## Brief
Transcribe all of the material exactly, except for its pictures.

## Information supplied
_ _ _ _

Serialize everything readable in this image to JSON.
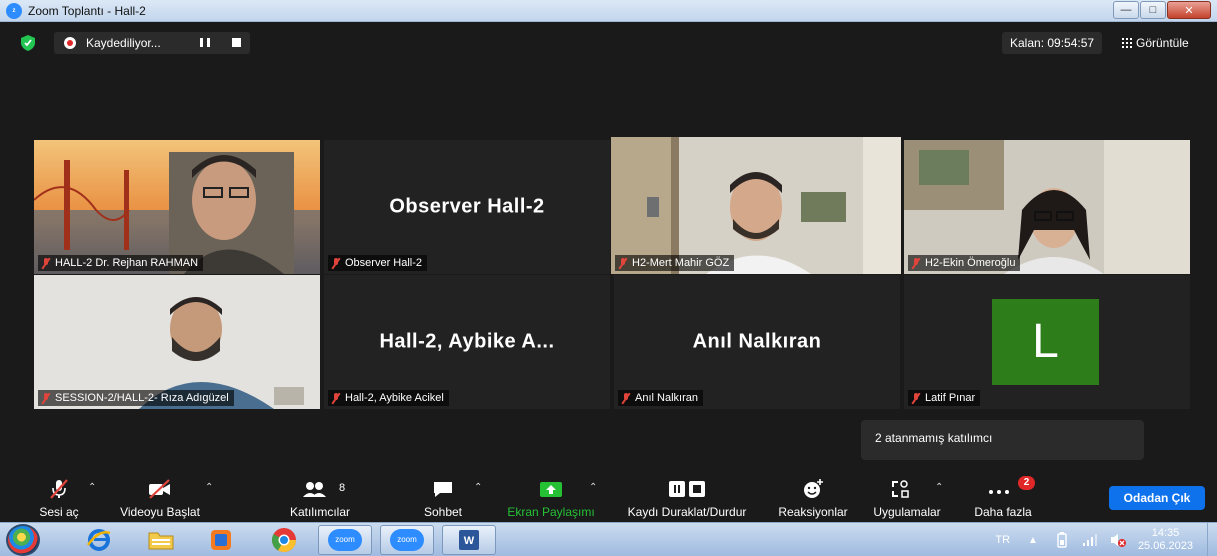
{
  "window": {
    "title": "Zoom Toplantı - Hall-2"
  },
  "topbar": {
    "recording_label": "Kaydediliyor...",
    "timer": "Kalan: 09:54:57",
    "view_label": "Görüntüle"
  },
  "tiles": [
    {
      "name": "HALL-2  Dr. Rejhan RAHMAN",
      "type": "video",
      "active": false
    },
    {
      "name": "Observer Hall-2",
      "display_name": "Observer Hall-2",
      "type": "name-only",
      "active": false
    },
    {
      "name": "H2-Mert Mahir GÖZ",
      "type": "video",
      "active": true
    },
    {
      "name": "H2-Ekin Ömeroğlu",
      "type": "video",
      "active": false
    },
    {
      "name": "SESSION-2/HALL-2- Rıza Adıgüzel",
      "type": "video",
      "active": false
    },
    {
      "name": "Hall-2, Aybike Acikel",
      "display_name": "Hall-2, Aybike A...",
      "type": "name-only",
      "active": false
    },
    {
      "name": "Anıl Nalkıran",
      "display_name": "Anıl Nalkıran",
      "type": "name-only",
      "active": false
    },
    {
      "name": "Latif Pınar",
      "avatar_letter": "L",
      "avatar_color": "#2e7d1b",
      "type": "avatar",
      "active": false
    }
  ],
  "tooltip": {
    "text": "2 atanmamış katılımcı"
  },
  "toolbar": {
    "audio_label": "Sesi aç",
    "video_label": "Videoyu Başlat",
    "participants_label": "Katılımcılar",
    "participants_count": "8",
    "chat_label": "Sohbet",
    "share_label": "Ekran Paylaşımı",
    "recording_label": "Kaydı Duraklat/Durdur",
    "reactions_label": "Reaksiyonlar",
    "apps_label": "Uygulamalar",
    "more_label": "Daha fazla",
    "more_badge": "2",
    "leave_label": "Odadan Çık"
  },
  "taskbar": {
    "zoom_label": "zoom",
    "zoom_label_2": "zoom",
    "language": "TR",
    "time": "14:35",
    "date": "25.06.2023"
  },
  "colors": {
    "active_speaker": "#d9f26a",
    "share_green": "#26c035",
    "leave_blue": "#0e72ed",
    "muted_red": "#e0443b"
  }
}
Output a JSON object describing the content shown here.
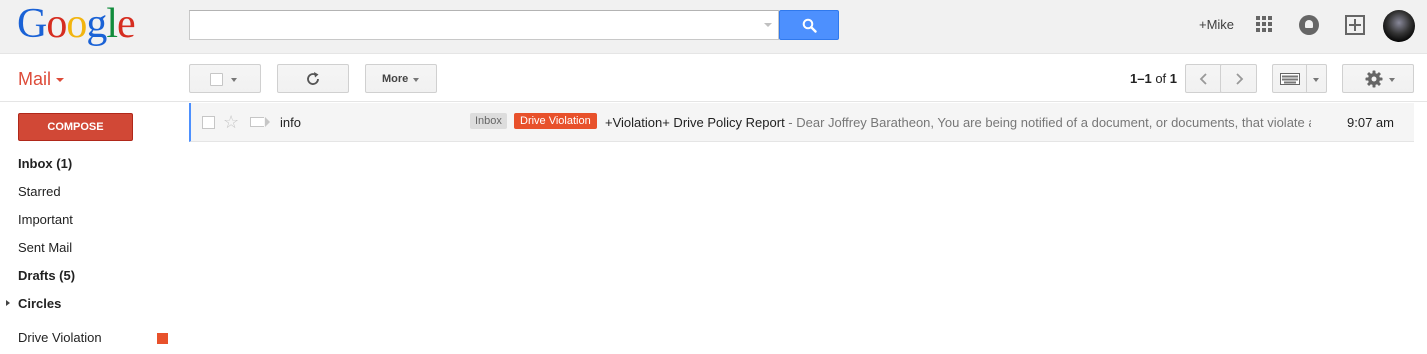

_ _ _ _

## Full answer
Serialize everything readable in this image to JSON.
{
  "window": {
    "title": "Zoom Toplantı - Hall-2"
  },
  "topbar": {
    "recording_label": "Kaydediliyor...",
    "timer": "Kalan: 09:54:57",
    "view_label": "Görüntüle"
  },
  "tiles": [
    {
      "name": "HALL-2  Dr. Rejhan RAHMAN",
      "type": "video",
      "active": false
    },
    {
      "name": "Observer Hall-2",
      "display_name": "Observer Hall-2",
      "type": "name-only",
      "active": false
    },
    {
      "name": "H2-Mert Mahir GÖZ",
      "type": "video",
      "active": true
    },
    {
      "name": "H2-Ekin Ömeroğlu",
      "type": "video",
      "active": false
    },
    {
      "name": "SESSION-2/HALL-2- Rıza Adıgüzel",
      "type": "video",
      "active": false
    },
    {
      "name": "Hall-2, Aybike Acikel",
      "display_name": "Hall-2, Aybike A...",
      "type": "name-only",
      "active": false
    },
    {
      "name": "Anıl Nalkıran",
      "display_name": "Anıl Nalkıran",
      "type": "name-only",
      "active": false
    },
    {
      "name": "Latif Pınar",
      "avatar_letter": "L",
      "avatar_color": "#2e7d1b",
      "type": "avatar",
      "active": false
    }
  ],
  "tooltip": {
    "text": "2 atanmamış katılımcı"
  },
  "toolbar": {
    "audio_label": "Sesi aç",
    "video_label": "Videoyu Başlat",
    "participants_label": "Katılımcılar",
    "participants_count": "8",
    "chat_label": "Sohbet",
    "share_label": "Ekran Paylaşımı",
    "recording_label": "Kaydı Duraklat/Durdur",
    "reactions_label": "Reaksiyonlar",
    "apps_label": "Uygulamalar",
    "more_label": "Daha fazla",
    "more_badge": "2",
    "leave_label": "Odadan Çık"
  },
  "taskbar": {
    "zoom_label": "zoom",
    "zoom_label_2": "zoom",
    "language": "TR",
    "time": "14:35",
    "date": "25.06.2023"
  },
  "colors": {
    "active_speaker": "#d9f26a",
    "share_green": "#26c035",
    "leave_blue": "#0e72ed",
    "muted_red": "#e0443b"
  }
}
Output a JSON object describing the content shown here.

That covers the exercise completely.